Listings of boxed layout items
-------------------------
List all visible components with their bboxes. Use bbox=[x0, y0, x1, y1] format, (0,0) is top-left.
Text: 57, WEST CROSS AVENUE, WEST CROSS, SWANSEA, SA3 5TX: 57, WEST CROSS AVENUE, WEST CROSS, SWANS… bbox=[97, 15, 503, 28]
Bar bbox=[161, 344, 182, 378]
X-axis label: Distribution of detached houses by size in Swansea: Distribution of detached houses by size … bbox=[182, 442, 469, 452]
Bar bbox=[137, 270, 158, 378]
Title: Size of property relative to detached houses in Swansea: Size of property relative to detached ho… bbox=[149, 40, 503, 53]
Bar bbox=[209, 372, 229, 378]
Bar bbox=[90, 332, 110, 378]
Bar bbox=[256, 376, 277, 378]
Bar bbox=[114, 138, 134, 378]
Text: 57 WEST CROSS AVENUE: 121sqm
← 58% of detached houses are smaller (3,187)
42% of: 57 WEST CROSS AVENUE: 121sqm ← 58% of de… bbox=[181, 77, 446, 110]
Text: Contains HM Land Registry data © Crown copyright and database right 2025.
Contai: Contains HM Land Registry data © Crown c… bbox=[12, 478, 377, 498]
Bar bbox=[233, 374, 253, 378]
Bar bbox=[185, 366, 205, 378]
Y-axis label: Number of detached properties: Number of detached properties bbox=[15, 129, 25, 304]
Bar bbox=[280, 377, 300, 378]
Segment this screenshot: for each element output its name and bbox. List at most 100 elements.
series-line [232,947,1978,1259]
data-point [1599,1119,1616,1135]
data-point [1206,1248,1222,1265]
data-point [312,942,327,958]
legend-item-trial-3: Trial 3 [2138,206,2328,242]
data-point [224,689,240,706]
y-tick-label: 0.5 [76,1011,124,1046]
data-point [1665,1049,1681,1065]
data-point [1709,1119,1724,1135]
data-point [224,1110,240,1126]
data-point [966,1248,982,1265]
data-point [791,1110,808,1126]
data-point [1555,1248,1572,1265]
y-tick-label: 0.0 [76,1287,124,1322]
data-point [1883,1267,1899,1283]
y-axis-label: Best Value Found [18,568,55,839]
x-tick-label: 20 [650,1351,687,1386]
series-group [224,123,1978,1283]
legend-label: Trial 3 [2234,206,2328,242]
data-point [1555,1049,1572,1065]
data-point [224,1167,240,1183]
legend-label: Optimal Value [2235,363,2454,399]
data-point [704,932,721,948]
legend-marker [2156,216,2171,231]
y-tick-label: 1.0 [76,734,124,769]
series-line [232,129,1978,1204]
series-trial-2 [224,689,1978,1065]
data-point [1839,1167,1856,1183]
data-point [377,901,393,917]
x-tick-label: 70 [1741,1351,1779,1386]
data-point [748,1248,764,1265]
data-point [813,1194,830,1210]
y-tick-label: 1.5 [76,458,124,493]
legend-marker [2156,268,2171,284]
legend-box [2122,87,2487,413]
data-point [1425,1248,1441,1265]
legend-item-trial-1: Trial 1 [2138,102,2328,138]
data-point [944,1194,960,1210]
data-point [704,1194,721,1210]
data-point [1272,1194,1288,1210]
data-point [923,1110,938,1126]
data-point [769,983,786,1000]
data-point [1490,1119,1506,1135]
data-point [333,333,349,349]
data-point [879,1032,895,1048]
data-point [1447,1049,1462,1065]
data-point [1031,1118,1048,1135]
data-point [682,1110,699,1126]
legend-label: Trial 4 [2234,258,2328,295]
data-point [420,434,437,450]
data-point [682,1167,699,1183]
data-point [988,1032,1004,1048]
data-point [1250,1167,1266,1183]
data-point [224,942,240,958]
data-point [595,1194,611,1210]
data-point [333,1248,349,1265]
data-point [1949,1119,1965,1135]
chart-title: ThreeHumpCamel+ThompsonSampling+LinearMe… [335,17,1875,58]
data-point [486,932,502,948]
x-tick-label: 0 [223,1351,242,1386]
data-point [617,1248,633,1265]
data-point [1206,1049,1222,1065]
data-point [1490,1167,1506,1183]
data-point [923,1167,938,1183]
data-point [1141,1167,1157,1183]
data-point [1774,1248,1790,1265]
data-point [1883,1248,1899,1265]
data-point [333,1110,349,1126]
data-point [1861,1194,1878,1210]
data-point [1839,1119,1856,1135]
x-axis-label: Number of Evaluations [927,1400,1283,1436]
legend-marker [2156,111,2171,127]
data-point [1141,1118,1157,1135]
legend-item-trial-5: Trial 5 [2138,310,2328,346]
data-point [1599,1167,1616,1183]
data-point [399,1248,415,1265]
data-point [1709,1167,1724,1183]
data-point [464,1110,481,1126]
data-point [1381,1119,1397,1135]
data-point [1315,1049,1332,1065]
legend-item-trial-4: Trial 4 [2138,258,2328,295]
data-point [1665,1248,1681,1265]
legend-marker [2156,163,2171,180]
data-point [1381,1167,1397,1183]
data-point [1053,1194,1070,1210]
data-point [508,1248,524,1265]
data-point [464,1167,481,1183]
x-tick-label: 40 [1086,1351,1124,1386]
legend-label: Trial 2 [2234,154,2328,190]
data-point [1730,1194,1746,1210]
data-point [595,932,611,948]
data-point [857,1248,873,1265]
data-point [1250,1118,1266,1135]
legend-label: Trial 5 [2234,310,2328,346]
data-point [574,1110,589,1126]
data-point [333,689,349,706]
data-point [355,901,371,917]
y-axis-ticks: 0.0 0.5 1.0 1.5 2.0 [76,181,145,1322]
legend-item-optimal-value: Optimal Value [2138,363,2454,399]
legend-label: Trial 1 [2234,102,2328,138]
-------------------------
**Task prompt**.
Render every line of the items above as a JSON list of strings, one string per line, leaving out blank lines.

**Task output**.
[
  "List all visible components with their bboxes. Use bbox=[x0, y0, x1, y1] format, (0,0) is top-left.",
  "Text: 57, WEST CROSS AVENUE, WEST CROSS, SWANSEA, SA3 5TX: 57, WEST CROSS AVENUE, WEST CROSS, SWANS… bbox=[97, 15, 503, 28]",
  "Bar bbox=[161, 344, 182, 378]",
  "X-axis label: Distribution of detached houses by size in Swansea: Distribution of detached houses by size … bbox=[182, 442, 469, 452]",
  "Bar bbox=[137, 270, 158, 378]",
  "Title: Size of property relative to detached houses in Swansea: Size of property relative to detached ho… bbox=[149, 40, 503, 53]",
  "Bar bbox=[209, 372, 229, 378]",
  "Bar bbox=[90, 332, 110, 378]",
  "Bar bbox=[256, 376, 277, 378]",
  "Bar bbox=[114, 138, 134, 378]",
  "Text: 57 WEST CROSS AVENUE: 121sqm",
  "← 58% of detached houses are smaller (3,187)",
  "42% of: 57 WEST CROSS AVENUE: 121sqm ← 58% of de… bbox=[181, 77, 446, 110]",
  "Text: Contains HM Land Registry data © Crown copyright and database right 2025.",
  "Contai: Contains HM Land Registry data © Crown c… bbox=[12, 478, 377, 498]",
  "Bar bbox=[233, 374, 253, 378]",
  "Bar bbox=[185, 366, 205, 378]",
  "Y-axis label: Number of detached properties: Number of detached properties bbox=[15, 129, 25, 304]",
  "Bar bbox=[280, 377, 300, 378]",
  "Segment this screenshot: for each element output its name and bbox. List at most 100 elements.",
  "series-line [232,947,1978,1259]",
  "data-point [1599,1119,1616,1135]",
  "data-point [1206,1248,1222,1265]",
  "data-point [312,942,327,958]",
  "legend-item-trial-3: Trial 3 [2138,206,2328,242]",
  "data-point [224,689,240,706]",
  "y-tick-label: 0.5 [76,1011,124,1046]",
  "data-point [1665,1049,1681,1065]",
  "data-point [1709,1119,1724,1135]",
  "data-point [224,1110,240,1126]",
  "data-point [966,1248,982,1265]",
  "data-point [791,1110,808,1126]",
  "data-point [1555,1248,1572,1265]",
  "y-tick-label: 0.0 [76,1287,124,1322]",
  "data-point [1883,1267,1899,1283]",
  "y-axis-label: Best Value Found [18,568,55,839]",
  "x-tick-label: 20 [650,1351,687,1386]",
  "series-group [224,123,1978,1283]",
  "legend-label: Trial 3 [2234,206,2328,242]",
  "data-point [1555,1049,1572,1065]",
  "data-point [224,1167,240,1183]",
  "legend-label: Optimal Value [2235,363,2454,399]",
  "data-point [704,932,721,948]",
  "legend-marker [2156,216,2171,231]",
  "y-tick-label: 1.0 [76,734,124,769]",
  "series-line [232,129,1978,1204]",
  "series-trial-2 [224,689,1978,1065]",
  "data-point [1839,1167,1856,1183]",
  "data-point [377,901,393,917]",
  "x-tick-label: 70 [1741,1351,1779,1386]",
  "data-point [748,1248,764,1265]",
  "data-point [813,1194,830,1210]",
  "y-tick-label: 1.5 [76,458,124,493]",
  "legend-marker [2156,268,2171,284]",
  "legend-box [2122,87,2487,413]",
  "data-point [1425,1248,1441,1265]",
  "legend-item-trial-1: Trial 1 [2138,102,2328,138]",
  "data-point [944,1194,960,1210]",
  "data-point [704,1194,721,1210]",
  "data-point [1272,1194,1288,1210]",
  "data-point [923,1110,938,1126]",
  "data-point [769,983,786,1000]",
  "data-point [1490,1119,1506,1135]",
  "data-point [333,333,349,349]",
  "data-point [879,1032,895,1048]",
  "data-point [1447,1049,1462,1065]",
  "data-point [1031,1118,1048,1135]",
  "data-point [682,1110,699,1126]",
  "legend-label: Trial 4 [2234,258,2328,295]",
  "data-point [420,434,437,450]",
  "data-point [682,1167,699,1183]",
  "data-point [988,1032,1004,1048]",
  "data-point [1250,1167,1266,1183]",
  "data-point [224,942,240,958]",
  "data-point [595,1194,611,1210]",
  "data-point [333,1248,349,1265]",
  "data-point [1949,1119,1965,1135]",
  "chart-title: ThreeHumpCamel+ThompsonSampling+LinearMe… [335,17,1875,58]",
  "data-point [486,932,502,948]",
  "x-tick-label: 0 [223,1351,242,1386]",
  "data-point [617,1248,633,1265]",
  "data-point [1206,1049,1222,1065]",
  "data-point [1490,1167,1506,1183]",
  "data-point [923,1167,938,1183]",
  "data-point [1141,1167,1157,1183]",
  "data-point [1774,1248,1790,1265]",
  "data-point [1883,1248,1899,1265]",
  "data-point [333,1110,349,1126]",
  "data-point [1861,1194,1878,1210]",
  "data-point [1839,1119,1856,1135]",
  "x-axis-label: Number of Evaluations [927,1400,1283,1436]",
  "legend-marker [2156,111,2171,127]",
  "data-point [1141,1118,1157,1135]",
  "legend-item-trial-5: Trial 5 [2138,310,2328,346]",
  "data-point [1599,1167,1616,1183]",
  "data-point [399,1248,415,1265]",
  "data-point [1709,1167,1724,1183]",
  "data-point [464,1110,481,1126]",
  "data-point [1381,1119,1397,1135]",
  "data-point [1315,1049,1332,1065]",
  "legend-item-trial-4: Trial 4 [2138,258,2328,295]",
  "data-point [1665,1248,1681,1265]",
  "legend-marker [2156,163,2171,180]",
  "data-point [1381,1167,1397,1183]",
  "data-point [1053,1194,1070,1210]",
  "data-point [508,1248,524,1265]",
  "data-point [464,1167,481,1183]",
  "x-tick-label: 40 [1086,1351,1124,1386]",
  "legend-label: Trial 2 [2234,154,2328,190]",
  "data-point [1730,1194,1746,1210]",
  "data-point [595,932,611,948]",
  "data-point [857,1248,873,1265]",
  "data-point [1250,1118,1266,1135]",
  "legend-label: Trial 5 [2234,310,2328,346]",
  "data-point [574,1110,589,1126]",
  "data-point [333,689,349,706]",
  "data-point [355,901,371,917]",
  "y-axis-ticks: 0.0 0.5 1.0 1.5 2.0 [76,181,145,1322]",
  "legend-item-optimal-value: Optimal Value [2138,363,2454,399]",
  "legend-label: Trial 1 [2234,102,2328,138]"
]